=== Entries supplied ===

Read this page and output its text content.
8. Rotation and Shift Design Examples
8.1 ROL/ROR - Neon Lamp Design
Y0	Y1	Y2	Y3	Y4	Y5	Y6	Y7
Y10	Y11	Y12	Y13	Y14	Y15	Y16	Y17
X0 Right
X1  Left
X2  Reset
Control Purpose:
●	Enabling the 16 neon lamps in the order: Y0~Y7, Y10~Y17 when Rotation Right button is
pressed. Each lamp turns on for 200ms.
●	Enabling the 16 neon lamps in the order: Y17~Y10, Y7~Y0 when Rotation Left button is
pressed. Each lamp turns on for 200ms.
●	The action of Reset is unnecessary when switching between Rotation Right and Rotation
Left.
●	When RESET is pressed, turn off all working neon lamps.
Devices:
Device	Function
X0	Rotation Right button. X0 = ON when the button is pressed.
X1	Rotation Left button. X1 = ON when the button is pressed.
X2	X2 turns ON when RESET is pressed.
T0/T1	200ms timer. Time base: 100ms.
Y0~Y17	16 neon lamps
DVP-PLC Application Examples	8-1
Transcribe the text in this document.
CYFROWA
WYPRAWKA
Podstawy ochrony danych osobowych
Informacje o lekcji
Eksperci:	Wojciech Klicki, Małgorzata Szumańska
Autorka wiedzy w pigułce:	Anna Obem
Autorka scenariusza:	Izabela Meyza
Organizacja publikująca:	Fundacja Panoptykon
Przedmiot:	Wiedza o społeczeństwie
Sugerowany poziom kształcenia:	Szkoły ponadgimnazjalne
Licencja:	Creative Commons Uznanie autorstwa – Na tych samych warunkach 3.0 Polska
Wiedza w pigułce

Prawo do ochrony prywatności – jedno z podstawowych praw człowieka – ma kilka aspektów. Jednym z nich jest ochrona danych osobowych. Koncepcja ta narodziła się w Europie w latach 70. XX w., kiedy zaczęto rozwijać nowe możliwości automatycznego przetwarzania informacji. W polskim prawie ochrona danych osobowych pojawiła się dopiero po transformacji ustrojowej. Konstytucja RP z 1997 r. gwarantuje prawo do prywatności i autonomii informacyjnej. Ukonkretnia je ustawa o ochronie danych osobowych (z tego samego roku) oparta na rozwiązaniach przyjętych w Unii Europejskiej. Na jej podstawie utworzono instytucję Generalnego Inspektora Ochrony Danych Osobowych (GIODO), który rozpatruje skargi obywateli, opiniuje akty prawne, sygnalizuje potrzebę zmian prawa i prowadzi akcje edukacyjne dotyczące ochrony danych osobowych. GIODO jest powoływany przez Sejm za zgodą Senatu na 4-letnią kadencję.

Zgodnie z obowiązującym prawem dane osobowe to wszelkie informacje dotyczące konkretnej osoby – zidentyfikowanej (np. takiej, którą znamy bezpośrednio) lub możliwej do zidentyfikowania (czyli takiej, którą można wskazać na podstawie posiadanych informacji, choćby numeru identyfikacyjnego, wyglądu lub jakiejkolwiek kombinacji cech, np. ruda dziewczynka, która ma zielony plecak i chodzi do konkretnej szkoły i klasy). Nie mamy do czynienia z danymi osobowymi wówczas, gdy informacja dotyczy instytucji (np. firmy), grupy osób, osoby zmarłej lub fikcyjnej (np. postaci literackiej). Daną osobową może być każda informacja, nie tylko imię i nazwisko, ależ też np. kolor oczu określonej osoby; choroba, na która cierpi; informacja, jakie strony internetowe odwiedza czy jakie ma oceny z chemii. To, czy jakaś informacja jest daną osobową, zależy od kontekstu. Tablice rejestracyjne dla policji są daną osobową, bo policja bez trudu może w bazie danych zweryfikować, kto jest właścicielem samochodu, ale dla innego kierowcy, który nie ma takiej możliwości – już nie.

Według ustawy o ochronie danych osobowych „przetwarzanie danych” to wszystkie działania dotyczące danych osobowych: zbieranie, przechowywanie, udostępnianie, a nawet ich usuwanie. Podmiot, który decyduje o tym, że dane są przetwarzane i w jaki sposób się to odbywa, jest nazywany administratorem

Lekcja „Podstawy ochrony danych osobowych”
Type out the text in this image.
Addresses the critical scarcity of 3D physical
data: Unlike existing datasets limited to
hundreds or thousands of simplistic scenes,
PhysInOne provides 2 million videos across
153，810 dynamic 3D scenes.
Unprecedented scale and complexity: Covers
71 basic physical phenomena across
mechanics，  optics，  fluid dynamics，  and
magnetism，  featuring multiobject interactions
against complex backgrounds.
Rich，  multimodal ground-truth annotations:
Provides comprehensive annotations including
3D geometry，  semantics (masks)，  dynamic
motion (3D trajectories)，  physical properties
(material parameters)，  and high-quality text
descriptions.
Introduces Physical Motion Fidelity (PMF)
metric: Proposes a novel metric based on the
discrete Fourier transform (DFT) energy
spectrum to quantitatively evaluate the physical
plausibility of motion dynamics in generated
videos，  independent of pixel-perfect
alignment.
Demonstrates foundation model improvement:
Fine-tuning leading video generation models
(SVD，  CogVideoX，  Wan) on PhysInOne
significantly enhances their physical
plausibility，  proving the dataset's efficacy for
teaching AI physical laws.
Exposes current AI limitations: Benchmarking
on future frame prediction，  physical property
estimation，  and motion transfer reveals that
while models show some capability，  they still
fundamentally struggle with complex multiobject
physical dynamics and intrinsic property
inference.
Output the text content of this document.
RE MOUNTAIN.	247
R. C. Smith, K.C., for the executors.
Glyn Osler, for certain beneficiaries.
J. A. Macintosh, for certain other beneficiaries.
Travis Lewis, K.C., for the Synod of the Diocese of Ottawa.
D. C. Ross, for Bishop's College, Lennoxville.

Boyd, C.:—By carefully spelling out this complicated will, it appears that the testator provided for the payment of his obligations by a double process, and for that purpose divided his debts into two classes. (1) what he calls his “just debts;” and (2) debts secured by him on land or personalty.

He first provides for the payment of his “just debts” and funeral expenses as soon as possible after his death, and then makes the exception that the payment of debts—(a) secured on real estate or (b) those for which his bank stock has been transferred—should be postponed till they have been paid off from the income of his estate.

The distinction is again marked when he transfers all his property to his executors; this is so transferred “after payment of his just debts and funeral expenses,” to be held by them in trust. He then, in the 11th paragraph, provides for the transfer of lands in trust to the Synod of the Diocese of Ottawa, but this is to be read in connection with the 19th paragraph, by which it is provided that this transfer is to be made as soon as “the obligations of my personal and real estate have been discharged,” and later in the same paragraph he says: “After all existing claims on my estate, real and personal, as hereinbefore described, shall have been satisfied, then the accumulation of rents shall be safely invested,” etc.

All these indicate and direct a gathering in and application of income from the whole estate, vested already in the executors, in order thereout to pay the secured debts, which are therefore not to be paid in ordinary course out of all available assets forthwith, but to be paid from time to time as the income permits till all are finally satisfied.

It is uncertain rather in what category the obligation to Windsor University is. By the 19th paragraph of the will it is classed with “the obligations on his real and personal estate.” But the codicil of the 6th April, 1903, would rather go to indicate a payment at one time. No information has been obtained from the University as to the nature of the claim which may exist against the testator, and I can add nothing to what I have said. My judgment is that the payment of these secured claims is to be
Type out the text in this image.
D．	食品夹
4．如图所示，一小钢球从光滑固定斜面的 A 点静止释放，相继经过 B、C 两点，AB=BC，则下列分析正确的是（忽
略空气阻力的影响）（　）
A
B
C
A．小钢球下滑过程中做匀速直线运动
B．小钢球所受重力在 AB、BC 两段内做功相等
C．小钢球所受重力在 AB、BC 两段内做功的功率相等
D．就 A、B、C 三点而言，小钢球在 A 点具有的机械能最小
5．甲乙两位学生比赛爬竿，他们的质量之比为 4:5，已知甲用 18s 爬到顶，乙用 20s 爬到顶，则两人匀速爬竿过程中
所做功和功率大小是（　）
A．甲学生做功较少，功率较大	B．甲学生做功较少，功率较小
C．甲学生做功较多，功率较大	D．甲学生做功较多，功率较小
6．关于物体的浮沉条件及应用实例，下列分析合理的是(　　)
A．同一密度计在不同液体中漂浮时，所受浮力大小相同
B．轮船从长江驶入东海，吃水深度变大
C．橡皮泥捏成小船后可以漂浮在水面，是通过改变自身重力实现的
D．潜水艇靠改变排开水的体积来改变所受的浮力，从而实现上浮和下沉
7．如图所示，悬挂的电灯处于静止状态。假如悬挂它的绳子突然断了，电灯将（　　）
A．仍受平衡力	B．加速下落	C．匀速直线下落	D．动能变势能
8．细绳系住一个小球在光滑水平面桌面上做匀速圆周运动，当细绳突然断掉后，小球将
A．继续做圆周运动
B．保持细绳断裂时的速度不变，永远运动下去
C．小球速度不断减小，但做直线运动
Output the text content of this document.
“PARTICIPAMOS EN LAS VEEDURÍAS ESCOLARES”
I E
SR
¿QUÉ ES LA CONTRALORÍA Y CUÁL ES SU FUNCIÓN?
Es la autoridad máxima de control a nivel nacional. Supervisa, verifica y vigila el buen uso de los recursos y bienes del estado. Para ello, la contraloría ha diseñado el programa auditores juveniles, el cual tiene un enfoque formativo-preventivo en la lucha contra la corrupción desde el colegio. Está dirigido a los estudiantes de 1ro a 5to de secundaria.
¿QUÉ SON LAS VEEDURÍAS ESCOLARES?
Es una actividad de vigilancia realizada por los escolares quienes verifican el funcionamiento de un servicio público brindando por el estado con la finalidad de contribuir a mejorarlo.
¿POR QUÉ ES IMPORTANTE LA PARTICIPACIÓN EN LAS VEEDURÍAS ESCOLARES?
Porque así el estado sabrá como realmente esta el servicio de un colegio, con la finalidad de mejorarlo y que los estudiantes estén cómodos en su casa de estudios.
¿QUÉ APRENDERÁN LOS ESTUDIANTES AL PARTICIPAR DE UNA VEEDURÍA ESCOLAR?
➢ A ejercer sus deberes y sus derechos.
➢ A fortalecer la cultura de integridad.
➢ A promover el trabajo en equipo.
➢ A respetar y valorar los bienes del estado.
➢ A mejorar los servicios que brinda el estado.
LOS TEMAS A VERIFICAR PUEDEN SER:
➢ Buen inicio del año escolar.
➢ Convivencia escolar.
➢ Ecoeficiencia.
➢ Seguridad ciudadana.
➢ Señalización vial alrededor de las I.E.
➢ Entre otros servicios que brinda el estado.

===

Reply with the number of lines in the material above that contain "servicios", and nothing more.

2